§ Task prompt: Show every line containing "Residencial" by copying it.

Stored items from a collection
- - -
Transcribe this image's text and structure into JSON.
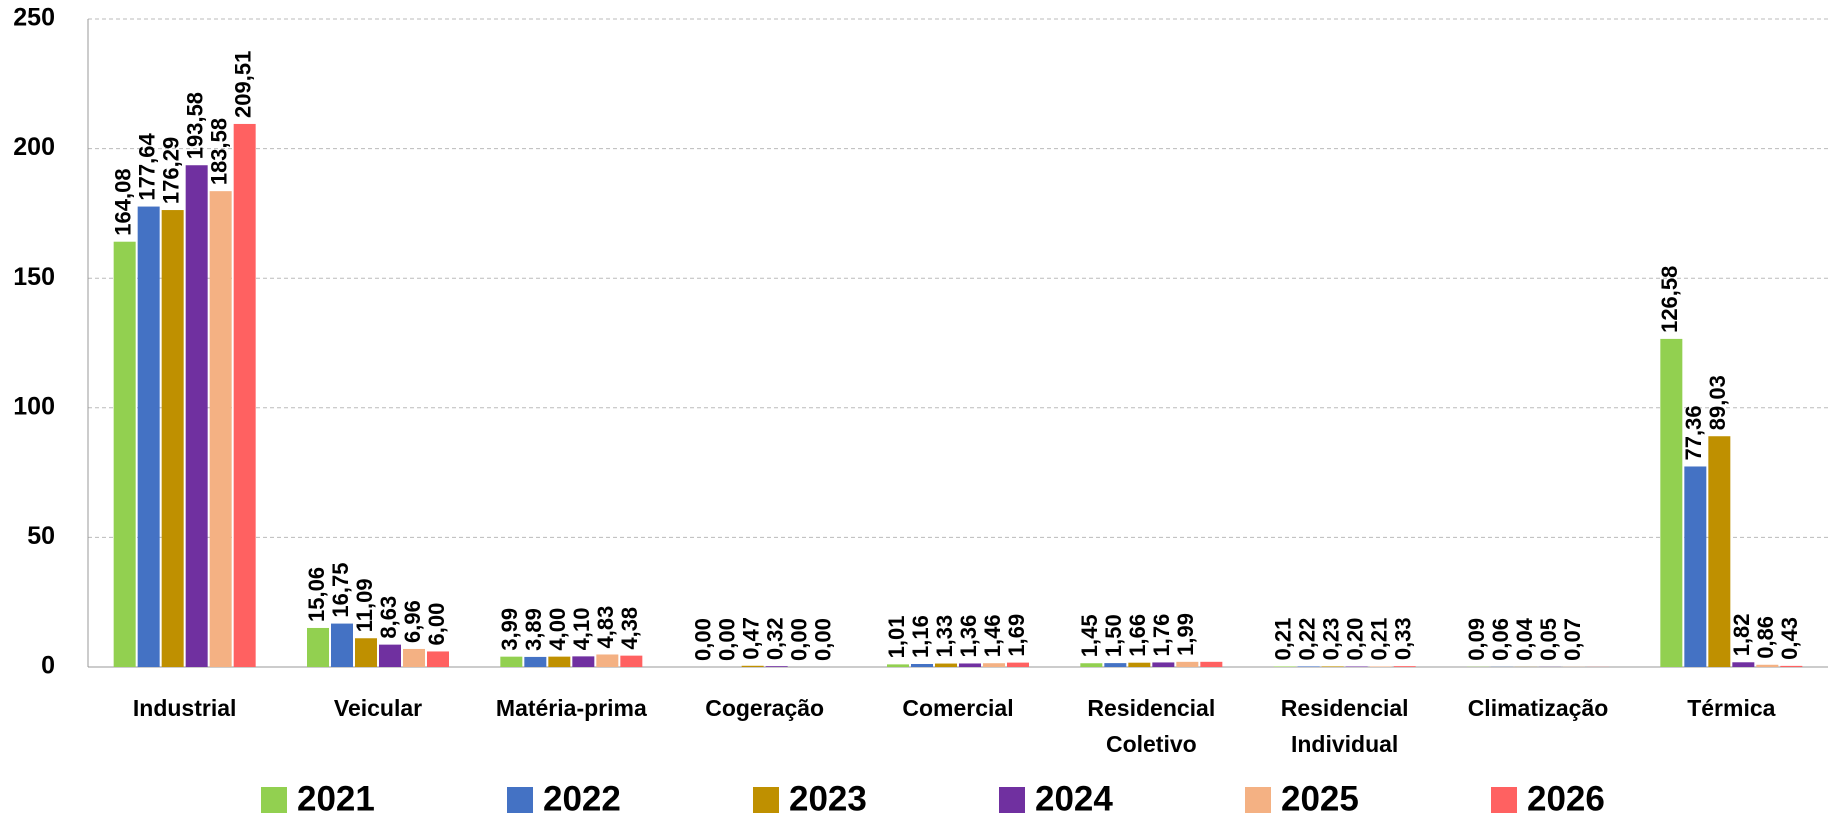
{
  "chart_data": {
    "type": "bar",
    "categories": [
      "Industrial",
      "Veicular",
      "Matéria-prima",
      "Cogeração",
      "Comercial",
      "Residencial Coletivo",
      "Residencial Individual",
      "Climatização",
      "Térmica"
    ],
    "series": [
      {
        "name": "2021",
        "color": "#92d050",
        "values": [
          164.08,
          15.06,
          3.99,
          0.0,
          1.01,
          1.45,
          0.21,
          0.09,
          126.58
        ],
        "value_labels": [
          "164,08",
          "15,06",
          "3,99",
          "0,00",
          "1,01",
          "1,45",
          "0,21",
          "0,09",
          "126,58"
        ]
      },
      {
        "name": "2022",
        "color": "#4472c4",
        "values": [
          177.64,
          16.75,
          3.89,
          0.0,
          1.16,
          1.5,
          0.22,
          0.06,
          77.36
        ],
        "value_labels": [
          "177,64",
          "16,75",
          "3,89",
          "0,00",
          "1,16",
          "1,50",
          "0,22",
          "0,06",
          "77,36"
        ]
      },
      {
        "name": "2023",
        "color": "#bf9000",
        "values": [
          176.29,
          11.09,
          4.0,
          0.47,
          1.33,
          1.66,
          0.23,
          0.04,
          89.03
        ],
        "value_labels": [
          "176,29",
          "11,09",
          "4,00",
          "0,47",
          "1,33",
          "1,66",
          "0,23",
          "0,04",
          "89,03"
        ]
      },
      {
        "name": "2024",
        "color": "#7030a0",
        "values": [
          193.58,
          8.63,
          4.1,
          0.32,
          1.36,
          1.76,
          0.2,
          0.05,
          1.82
        ],
        "value_labels": [
          "193,58",
          "8,63",
          "4,10",
          "0,32",
          "1,36",
          "1,76",
          "0,20",
          "0,05",
          "1,82"
        ]
      },
      {
        "name": "2025",
        "color": "#f4b183",
        "values": [
          183.58,
          6.96,
          4.83,
          0.0,
          1.46,
          1.99,
          0.21,
          0.07,
          0.86
        ],
        "value_labels": [
          "183,58",
          "6,96",
          "4,83",
          "0,00",
          "1,46",
          "1,99",
          "0,21",
          "0,07",
          "0,86"
        ]
      },
      {
        "name": "2026",
        "color": "#ff6161",
        "values": [
          209.51,
          6.0,
          4.38,
          0.0,
          1.69,
          2.0,
          0.33,
          0.05,
          0.43
        ],
        "value_labels": [
          "209,51",
          "6,00",
          "4,38",
          "0,00",
          "1,69",
          null,
          "0,33",
          null,
          "0,43"
        ]
      }
    ],
    "ylim": [
      0,
      250
    ],
    "yticks": [
      0,
      50,
      100,
      150,
      200,
      250
    ],
    "grid": true
  }
}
- - -
§ Output below:
      "Residencial Coletivo",
      "Residencial Individual",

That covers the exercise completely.